TASK BRIEF ->
Transcribe all the entries word for word, skipping the pictures.

ENTRIES ->
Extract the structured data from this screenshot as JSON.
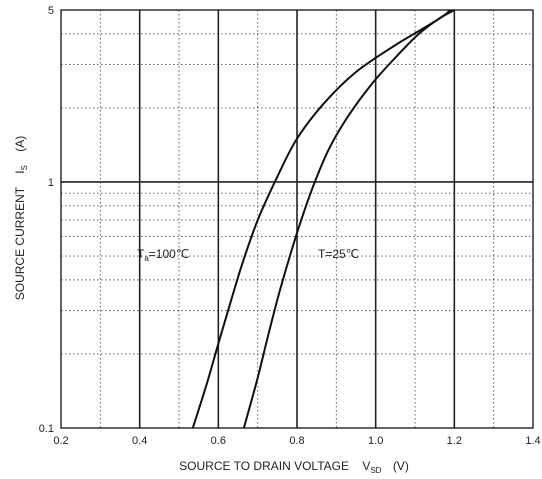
{
  "chart_data": {
    "type": "line",
    "xlabel": {
      "main": "SOURCE TO DRAIN VOLTAGE",
      "symbol": "V",
      "sub": "SD",
      "unit": "(V)"
    },
    "ylabel": {
      "main": "SOURCE CURRENT",
      "symbol": "I",
      "sub": "S",
      "unit": "(A)"
    },
    "xlim": [
      0.2,
      1.4
    ],
    "ylim": [
      0.1,
      5
    ],
    "y_scale": "log",
    "grid": true,
    "x_ticks": [
      "0.2",
      "0.4",
      "0.6",
      "0.8",
      "1.0",
      "1.2",
      "1.4"
    ],
    "x_tick_values": [
      0.2,
      0.4,
      0.6,
      0.8,
      1.0,
      1.2,
      1.4
    ],
    "y_ticks": [
      "0.1",
      "1",
      "5"
    ],
    "y_tick_values": [
      0.1,
      1,
      5
    ],
    "series": [
      {
        "annotation": {
          "main": "T",
          "sub": "a",
          "rest": "=100℃"
        },
        "x": [
          0.535,
          0.57,
          0.6,
          0.63,
          0.66,
          0.7,
          0.75,
          0.8,
          0.87,
          0.95,
          1.05,
          1.12,
          1.17,
          1.19
        ],
        "y": [
          0.1,
          0.15,
          0.22,
          0.32,
          0.46,
          0.7,
          1.05,
          1.5,
          2.1,
          2.8,
          3.6,
          4.2,
          4.7,
          5.0
        ]
      },
      {
        "annotation": {
          "main": "",
          "sub": "",
          "rest": "T=25℃"
        },
        "x": [
          0.665,
          0.7,
          0.73,
          0.76,
          0.8,
          0.84,
          0.88,
          0.93,
          0.99,
          1.05,
          1.11,
          1.16,
          1.2
        ],
        "y": [
          0.1,
          0.16,
          0.25,
          0.38,
          0.62,
          0.95,
          1.35,
          1.85,
          2.5,
          3.2,
          4.0,
          4.6,
          5.0
        ]
      }
    ]
  }
}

FULL SOLUTION ->
Extract the structured data from this screenshot as JSON.
{
  "chart_data": {
    "type": "line",
    "xlabel": {
      "main": "SOURCE TO DRAIN VOLTAGE",
      "symbol": "V",
      "sub": "SD",
      "unit": "(V)"
    },
    "ylabel": {
      "main": "SOURCE CURRENT",
      "symbol": "I",
      "sub": "S",
      "unit": "(A)"
    },
    "xlim": [
      0.2,
      1.4
    ],
    "ylim": [
      0.1,
      5
    ],
    "y_scale": "log",
    "grid": true,
    "x_ticks": [
      "0.2",
      "0.4",
      "0.6",
      "0.8",
      "1.0",
      "1.2",
      "1.4"
    ],
    "x_tick_values": [
      0.2,
      0.4,
      0.6,
      0.8,
      1.0,
      1.2,
      1.4
    ],
    "y_ticks": [
      "0.1",
      "1",
      "5"
    ],
    "y_tick_values": [
      0.1,
      1,
      5
    ],
    "series": [
      {
        "annotation": {
          "main": "T",
          "sub": "a",
          "rest": "=100℃"
        },
        "x": [
          0.535,
          0.57,
          0.6,
          0.63,
          0.66,
          0.7,
          0.75,
          0.8,
          0.87,
          0.95,
          1.05,
          1.12,
          1.17,
          1.19
        ],
        "y": [
          0.1,
          0.15,
          0.22,
          0.32,
          0.46,
          0.7,
          1.05,
          1.5,
          2.1,
          2.8,
          3.6,
          4.2,
          4.7,
          5.0
        ]
      },
      {
        "annotation": {
          "main": "",
          "sub": "",
          "rest": "T=25℃"
        },
        "x": [
          0.665,
          0.7,
          0.73,
          0.76,
          0.8,
          0.84,
          0.88,
          0.93,
          0.99,
          1.05,
          1.11,
          1.16,
          1.2
        ],
        "y": [
          0.1,
          0.16,
          0.25,
          0.38,
          0.62,
          0.95,
          1.35,
          1.85,
          2.5,
          3.2,
          4.0,
          4.6,
          5.0
        ]
      }
    ]
  }
}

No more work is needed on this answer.